[Begin]

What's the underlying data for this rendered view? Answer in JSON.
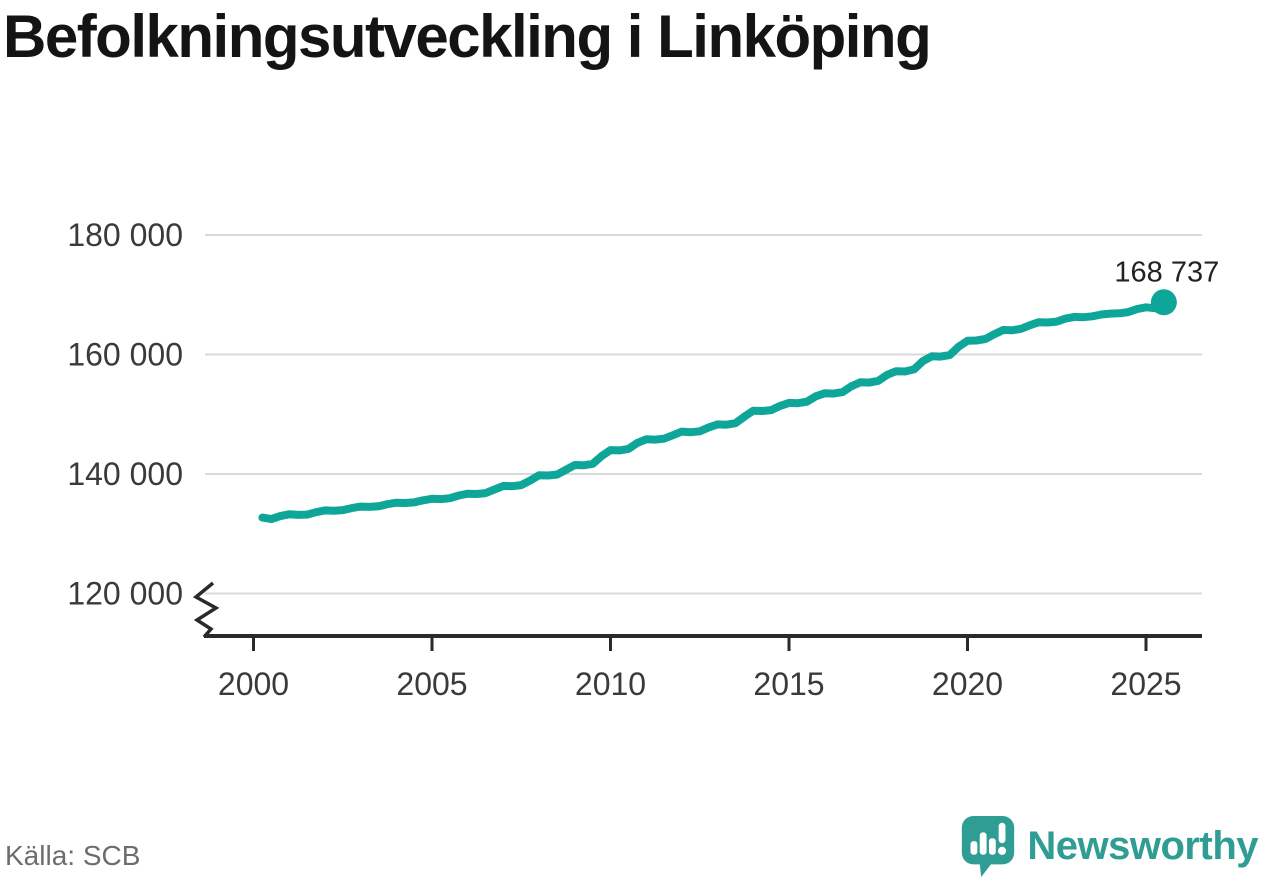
{
  "title": "Befolkningsutveckling i Linköping",
  "source": "Källa: SCB",
  "branding": {
    "name": "Newsworthy"
  },
  "colors": {
    "line": "#0fa69a",
    "brand": "#2f9d93",
    "grid": "#dadada",
    "axis": "#2a2a2a",
    "tick_text": "#3a3a3a",
    "title_text": "#141414",
    "source_text": "#6d6d6d",
    "end_label_text": "#222222"
  },
  "chart_data": {
    "type": "line",
    "title": "Befolkningsutveckling i Linköping",
    "xlabel": "",
    "ylabel": "",
    "unit": "inhabitants",
    "frequency": "quarterly",
    "legend": "none",
    "grid": "horizontal",
    "axis_break": true,
    "xlim": [
      1998.6,
      2026.6
    ],
    "ylim": [
      120000,
      180000
    ],
    "end_value": 168737,
    "end_label": "168 737",
    "y_ticks": [
      {
        "value": 180000,
        "label": "180 000"
      },
      {
        "value": 160000,
        "label": "160 000"
      },
      {
        "value": 140000,
        "label": "140 000"
      },
      {
        "value": 120000,
        "label": "120 000"
      }
    ],
    "x_ticks": [
      {
        "value": 2000,
        "label": "2000"
      },
      {
        "value": 2005,
        "label": "2005"
      },
      {
        "value": 2010,
        "label": "2010"
      },
      {
        "value": 2015,
        "label": "2015"
      },
      {
        "value": 2020,
        "label": "2020"
      },
      {
        "value": 2025,
        "label": "2025"
      }
    ],
    "x": [
      2000.25,
      2000.5,
      2000.75,
      2001,
      2001.25,
      2001.5,
      2001.75,
      2002,
      2002.25,
      2002.5,
      2002.75,
      2003,
      2003.25,
      2003.5,
      2003.75,
      2004,
      2004.25,
      2004.5,
      2004.75,
      2005,
      2005.25,
      2005.5,
      2005.75,
      2006,
      2006.25,
      2006.5,
      2006.75,
      2007,
      2007.25,
      2007.5,
      2007.75,
      2008,
      2008.25,
      2008.5,
      2008.75,
      2009,
      2009.25,
      2009.5,
      2009.75,
      2010,
      2010.25,
      2010.5,
      2010.75,
      2011,
      2011.25,
      2011.5,
      2011.75,
      2012,
      2012.25,
      2012.5,
      2012.75,
      2013,
      2013.25,
      2013.5,
      2013.75,
      2014,
      2014.25,
      2014.5,
      2014.75,
      2015,
      2015.25,
      2015.5,
      2015.75,
      2016,
      2016.25,
      2016.5,
      2016.75,
      2017,
      2017.25,
      2017.5,
      2017.75,
      2018,
      2018.25,
      2018.5,
      2018.75,
      2019,
      2019.25,
      2019.5,
      2019.75,
      2020,
      2020.25,
      2020.5,
      2020.75,
      2021,
      2021.25,
      2021.5,
      2021.75,
      2022,
      2022.25,
      2022.5,
      2022.75,
      2023,
      2023.25,
      2023.5,
      2023.75,
      2024,
      2024.25,
      2024.5,
      2024.75,
      2025,
      2025.25,
      2025.5
    ],
    "values": [
      132700,
      132450,
      132950,
      133250,
      133150,
      133200,
      133600,
      133900,
      133850,
      133950,
      134300,
      134550,
      134500,
      134600,
      134950,
      135200,
      135150,
      135250,
      135600,
      135850,
      135800,
      135950,
      136400,
      136700,
      136650,
      136800,
      137400,
      138000,
      137950,
      138150,
      138900,
      139800,
      139750,
      139900,
      140700,
      141500,
      141450,
      141700,
      143000,
      144000,
      143950,
      144200,
      145200,
      145800,
      145750,
      145900,
      146500,
      147100,
      147000,
      147150,
      147800,
      148300,
      148250,
      148500,
      149600,
      150600,
      150550,
      150700,
      151400,
      151900,
      151850,
      152100,
      153000,
      153500,
      153450,
      153700,
      154700,
      155350,
      155300,
      155600,
      156600,
      157200,
      157150,
      157500,
      158900,
      159700,
      159650,
      159900,
      161300,
      162300,
      162350,
      162600,
      163400,
      164100,
      164050,
      164300,
      164900,
      165400,
      165350,
      165500,
      166000,
      166300,
      166250,
      166400,
      166700,
      166850,
      166900,
      167100,
      167600,
      167900,
      167750,
      168737
    ]
  }
}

[End]

What is being asked: Copy each line that holds the word "Befolkningsutveckling".

Written response:
  "title": "Befolkningsutveckling i Linköping",
    "title": "Befolkningsutveckling i Linköping",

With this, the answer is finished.